··· Raw data ···
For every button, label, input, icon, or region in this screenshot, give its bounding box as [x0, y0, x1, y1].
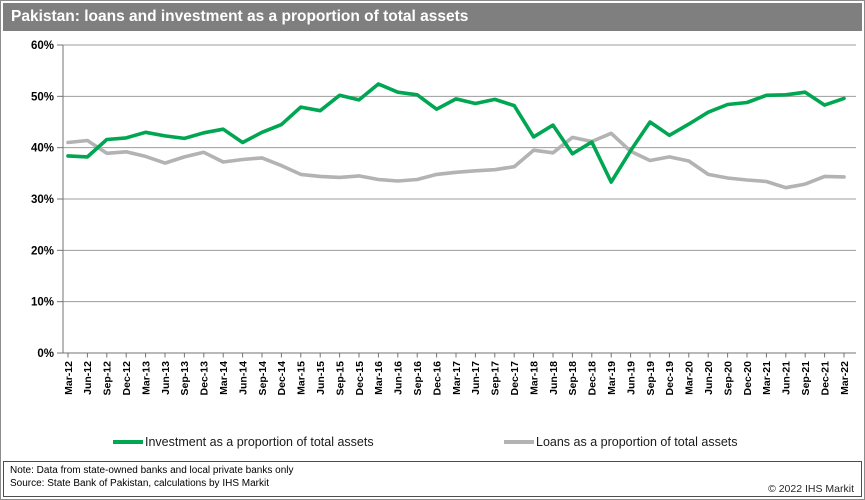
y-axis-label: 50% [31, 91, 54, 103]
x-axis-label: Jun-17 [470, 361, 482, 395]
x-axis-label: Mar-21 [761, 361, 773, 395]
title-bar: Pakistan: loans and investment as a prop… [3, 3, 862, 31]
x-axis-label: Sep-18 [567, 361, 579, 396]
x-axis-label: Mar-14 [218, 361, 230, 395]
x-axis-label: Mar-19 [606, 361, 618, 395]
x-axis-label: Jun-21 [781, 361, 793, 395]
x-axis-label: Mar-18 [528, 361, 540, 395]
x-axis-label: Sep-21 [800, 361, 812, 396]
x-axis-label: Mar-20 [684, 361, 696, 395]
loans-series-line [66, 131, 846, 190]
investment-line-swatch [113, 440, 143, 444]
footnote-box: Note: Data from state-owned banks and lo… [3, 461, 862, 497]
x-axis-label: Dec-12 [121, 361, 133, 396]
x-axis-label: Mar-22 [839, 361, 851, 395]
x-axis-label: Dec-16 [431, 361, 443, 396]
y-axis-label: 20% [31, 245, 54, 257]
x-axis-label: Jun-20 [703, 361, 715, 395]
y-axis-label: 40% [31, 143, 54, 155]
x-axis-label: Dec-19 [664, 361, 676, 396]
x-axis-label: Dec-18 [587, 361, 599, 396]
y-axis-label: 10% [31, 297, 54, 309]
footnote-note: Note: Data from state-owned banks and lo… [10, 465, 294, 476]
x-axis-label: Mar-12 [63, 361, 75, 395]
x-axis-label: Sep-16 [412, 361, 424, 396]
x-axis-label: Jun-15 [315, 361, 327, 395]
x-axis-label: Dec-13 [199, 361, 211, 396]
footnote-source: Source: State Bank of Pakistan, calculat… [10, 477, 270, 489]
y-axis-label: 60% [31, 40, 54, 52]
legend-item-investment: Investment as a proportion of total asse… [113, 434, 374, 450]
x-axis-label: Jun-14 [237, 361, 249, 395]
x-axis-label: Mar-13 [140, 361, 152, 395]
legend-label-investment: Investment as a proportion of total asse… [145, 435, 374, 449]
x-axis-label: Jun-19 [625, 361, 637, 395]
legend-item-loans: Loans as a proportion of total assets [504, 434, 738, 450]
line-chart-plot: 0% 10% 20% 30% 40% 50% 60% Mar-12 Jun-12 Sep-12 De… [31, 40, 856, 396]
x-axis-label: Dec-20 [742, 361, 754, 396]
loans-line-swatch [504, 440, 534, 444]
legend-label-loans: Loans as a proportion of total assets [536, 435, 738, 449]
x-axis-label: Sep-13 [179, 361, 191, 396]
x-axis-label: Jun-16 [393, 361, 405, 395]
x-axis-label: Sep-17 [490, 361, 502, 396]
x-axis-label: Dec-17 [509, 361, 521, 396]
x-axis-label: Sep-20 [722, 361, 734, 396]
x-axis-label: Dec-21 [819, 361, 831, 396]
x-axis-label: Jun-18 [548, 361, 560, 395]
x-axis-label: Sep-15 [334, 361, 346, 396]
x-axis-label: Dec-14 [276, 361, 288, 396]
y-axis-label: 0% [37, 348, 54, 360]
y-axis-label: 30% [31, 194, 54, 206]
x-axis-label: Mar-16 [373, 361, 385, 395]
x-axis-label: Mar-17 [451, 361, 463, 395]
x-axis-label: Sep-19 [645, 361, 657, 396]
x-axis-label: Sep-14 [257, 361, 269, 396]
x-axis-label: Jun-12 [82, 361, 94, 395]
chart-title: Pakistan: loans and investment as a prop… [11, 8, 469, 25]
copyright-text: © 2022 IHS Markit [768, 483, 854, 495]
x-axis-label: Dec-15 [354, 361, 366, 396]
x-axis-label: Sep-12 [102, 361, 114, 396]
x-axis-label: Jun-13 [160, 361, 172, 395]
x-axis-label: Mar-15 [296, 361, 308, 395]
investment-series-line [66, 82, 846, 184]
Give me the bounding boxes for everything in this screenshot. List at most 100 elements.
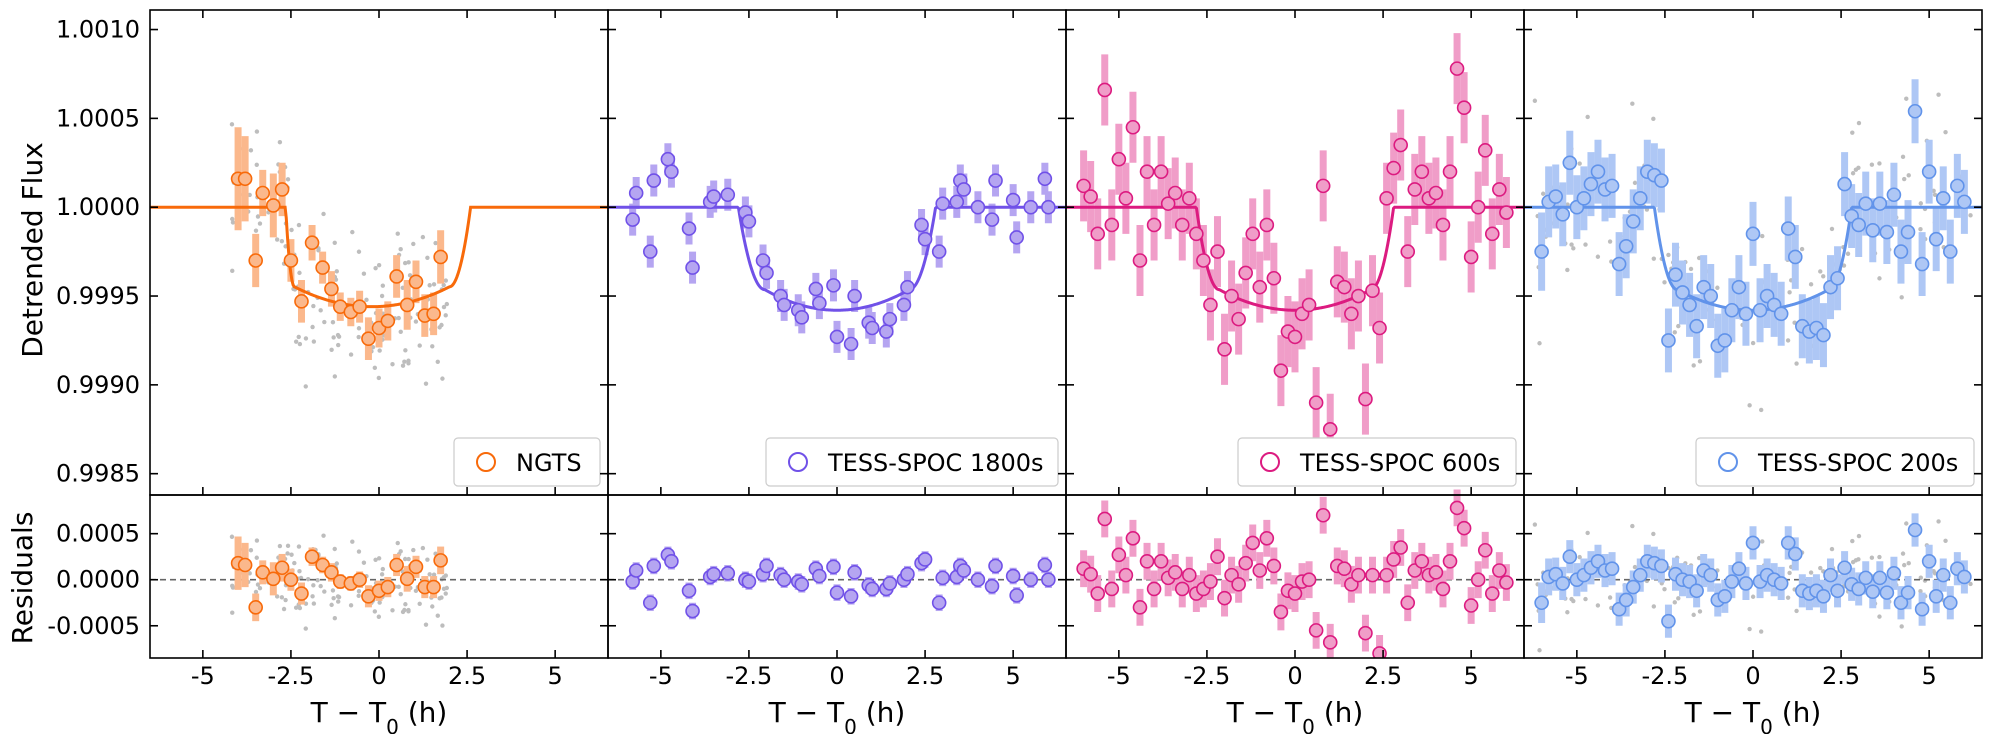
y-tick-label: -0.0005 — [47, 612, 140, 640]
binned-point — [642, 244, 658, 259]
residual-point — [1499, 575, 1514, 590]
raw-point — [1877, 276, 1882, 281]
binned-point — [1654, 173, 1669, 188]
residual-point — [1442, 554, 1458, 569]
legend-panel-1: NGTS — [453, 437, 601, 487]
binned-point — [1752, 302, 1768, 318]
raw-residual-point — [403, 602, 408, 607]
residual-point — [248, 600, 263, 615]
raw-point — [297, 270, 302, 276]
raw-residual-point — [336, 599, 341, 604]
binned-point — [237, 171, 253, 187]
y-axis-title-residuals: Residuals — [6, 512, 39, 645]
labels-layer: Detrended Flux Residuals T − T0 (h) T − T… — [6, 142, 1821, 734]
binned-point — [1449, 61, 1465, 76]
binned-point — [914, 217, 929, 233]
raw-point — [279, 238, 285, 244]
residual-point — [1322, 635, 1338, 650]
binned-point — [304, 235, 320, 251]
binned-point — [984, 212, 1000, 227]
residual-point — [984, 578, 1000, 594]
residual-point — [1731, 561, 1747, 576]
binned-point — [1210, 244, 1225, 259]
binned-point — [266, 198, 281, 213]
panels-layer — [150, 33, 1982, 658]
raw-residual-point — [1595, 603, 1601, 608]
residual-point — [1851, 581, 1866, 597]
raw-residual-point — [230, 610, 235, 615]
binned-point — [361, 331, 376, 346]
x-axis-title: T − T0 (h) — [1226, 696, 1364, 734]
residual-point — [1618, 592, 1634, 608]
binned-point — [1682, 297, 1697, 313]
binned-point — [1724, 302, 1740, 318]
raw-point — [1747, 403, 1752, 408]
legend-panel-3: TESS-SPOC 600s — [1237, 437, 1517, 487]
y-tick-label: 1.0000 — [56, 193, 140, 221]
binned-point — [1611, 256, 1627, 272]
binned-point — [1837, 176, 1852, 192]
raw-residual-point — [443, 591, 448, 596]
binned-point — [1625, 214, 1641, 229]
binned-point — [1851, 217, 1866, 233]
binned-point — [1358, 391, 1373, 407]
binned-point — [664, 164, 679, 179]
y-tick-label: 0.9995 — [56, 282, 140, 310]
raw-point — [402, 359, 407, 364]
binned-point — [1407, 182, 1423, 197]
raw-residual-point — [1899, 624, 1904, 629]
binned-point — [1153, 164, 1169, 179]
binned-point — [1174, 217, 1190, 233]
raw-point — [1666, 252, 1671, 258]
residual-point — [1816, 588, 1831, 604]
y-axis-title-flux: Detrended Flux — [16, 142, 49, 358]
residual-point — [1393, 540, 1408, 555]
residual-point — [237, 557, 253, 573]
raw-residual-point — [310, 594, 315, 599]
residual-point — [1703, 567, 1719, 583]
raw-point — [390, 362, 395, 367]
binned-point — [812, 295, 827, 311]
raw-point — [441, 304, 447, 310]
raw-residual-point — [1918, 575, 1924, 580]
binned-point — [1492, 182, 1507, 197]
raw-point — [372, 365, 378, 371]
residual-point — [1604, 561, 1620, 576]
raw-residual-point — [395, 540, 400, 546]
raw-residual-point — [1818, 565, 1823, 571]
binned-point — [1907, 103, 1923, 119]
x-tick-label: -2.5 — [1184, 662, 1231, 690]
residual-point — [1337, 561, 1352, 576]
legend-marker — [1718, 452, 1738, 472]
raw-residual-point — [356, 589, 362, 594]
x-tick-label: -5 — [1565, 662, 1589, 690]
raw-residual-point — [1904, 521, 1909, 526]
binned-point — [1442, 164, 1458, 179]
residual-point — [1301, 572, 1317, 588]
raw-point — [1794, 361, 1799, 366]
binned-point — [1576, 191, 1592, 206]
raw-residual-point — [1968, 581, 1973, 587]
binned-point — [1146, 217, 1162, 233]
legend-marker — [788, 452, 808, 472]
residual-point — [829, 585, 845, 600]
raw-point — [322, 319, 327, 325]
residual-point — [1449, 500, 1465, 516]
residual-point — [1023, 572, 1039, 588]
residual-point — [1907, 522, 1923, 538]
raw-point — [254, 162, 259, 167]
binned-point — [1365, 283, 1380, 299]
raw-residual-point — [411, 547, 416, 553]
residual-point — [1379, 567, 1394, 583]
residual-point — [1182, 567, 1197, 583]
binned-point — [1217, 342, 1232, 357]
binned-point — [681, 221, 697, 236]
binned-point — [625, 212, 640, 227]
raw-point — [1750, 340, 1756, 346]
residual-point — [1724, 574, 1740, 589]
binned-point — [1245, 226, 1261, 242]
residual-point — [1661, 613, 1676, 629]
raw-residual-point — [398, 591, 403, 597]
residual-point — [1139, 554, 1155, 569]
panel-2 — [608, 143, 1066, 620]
···
Return, in full, every line of the items above that contains the word "banks".

footnote-box: Note: Data from state-owned banks and lo… [3, 461, 862, 497]
footnote-note: Note: Data from state-owned banks and lo… [10, 465, 294, 476]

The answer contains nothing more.